### [Aim]
Without the pictures, reproduce the records that follow exactly.

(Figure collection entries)
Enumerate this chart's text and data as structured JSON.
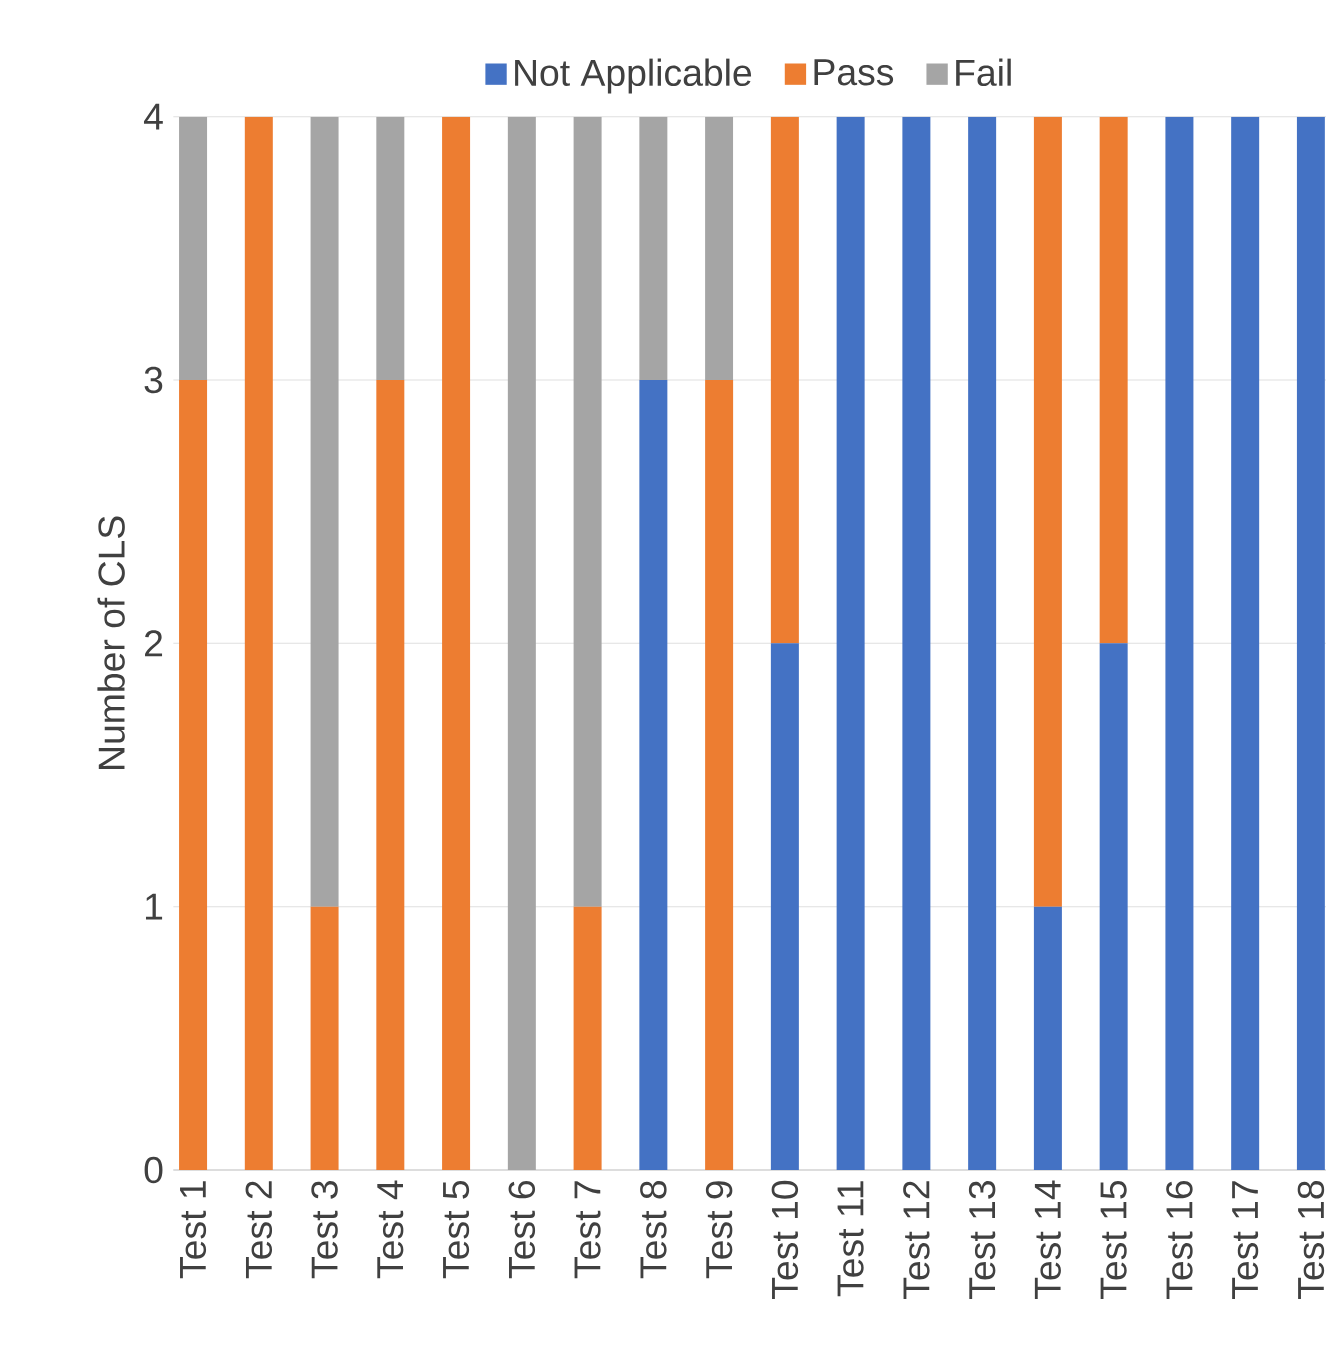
{
  "chart_data": {
    "type": "bar",
    "stacked": true,
    "ylabel": "Number of CLS",
    "categories": [
      "Test 1",
      "Test 2",
      "Test 3",
      "Test 4",
      "Test 5",
      "Test 6",
      "Test 7",
      "Test 8",
      "Test 9",
      "Test 10",
      "Test 11",
      "Test 12",
      "Test 13",
      "Test 14",
      "Test 15",
      "Test 16",
      "Test 17",
      "Test 18"
    ],
    "series": [
      {
        "name": "Not Applicable",
        "color": "#4472c4",
        "values": [
          0,
          0,
          0,
          0,
          0,
          0,
          0,
          3,
          0,
          2,
          4,
          4,
          4,
          1,
          2,
          4,
          4,
          4
        ]
      },
      {
        "name": "Pass",
        "color": "#ed7d31",
        "values": [
          3,
          4,
          1,
          3,
          4,
          0,
          1,
          0,
          3,
          2,
          0,
          0,
          0,
          3,
          2,
          0,
          0,
          0
        ]
      },
      {
        "name": "Fail",
        "color": "#a5a5a5",
        "values": [
          1,
          0,
          3,
          1,
          0,
          4,
          3,
          1,
          1,
          0,
          0,
          0,
          0,
          0,
          0,
          0,
          0,
          0
        ]
      }
    ],
    "ylim": [
      0,
      4
    ],
    "yticks": [
      0,
      1,
      2,
      3,
      4
    ],
    "grid": "y",
    "legend": "top"
  }
}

### [Exercise solution]
Enumerate this chart's text and data as structured JSON.
{
  "chart_data": {
    "type": "bar",
    "stacked": true,
    "ylabel": "Number of CLS",
    "categories": [
      "Test 1",
      "Test 2",
      "Test 3",
      "Test 4",
      "Test 5",
      "Test 6",
      "Test 7",
      "Test 8",
      "Test 9",
      "Test 10",
      "Test 11",
      "Test 12",
      "Test 13",
      "Test 14",
      "Test 15",
      "Test 16",
      "Test 17",
      "Test 18"
    ],
    "series": [
      {
        "name": "Not Applicable",
        "color": "#4472c4",
        "values": [
          0,
          0,
          0,
          0,
          0,
          0,
          0,
          3,
          0,
          2,
          4,
          4,
          4,
          1,
          2,
          4,
          4,
          4
        ]
      },
      {
        "name": "Pass",
        "color": "#ed7d31",
        "values": [
          3,
          4,
          1,
          3,
          4,
          0,
          1,
          0,
          3,
          2,
          0,
          0,
          0,
          3,
          2,
          0,
          0,
          0
        ]
      },
      {
        "name": "Fail",
        "color": "#a5a5a5",
        "values": [
          1,
          0,
          3,
          1,
          0,
          4,
          3,
          1,
          1,
          0,
          0,
          0,
          0,
          0,
          0,
          0,
          0,
          0
        ]
      }
    ],
    "ylim": [
      0,
      4
    ],
    "yticks": [
      0,
      1,
      2,
      3,
      4
    ],
    "grid": "y",
    "legend": "top"
  }
}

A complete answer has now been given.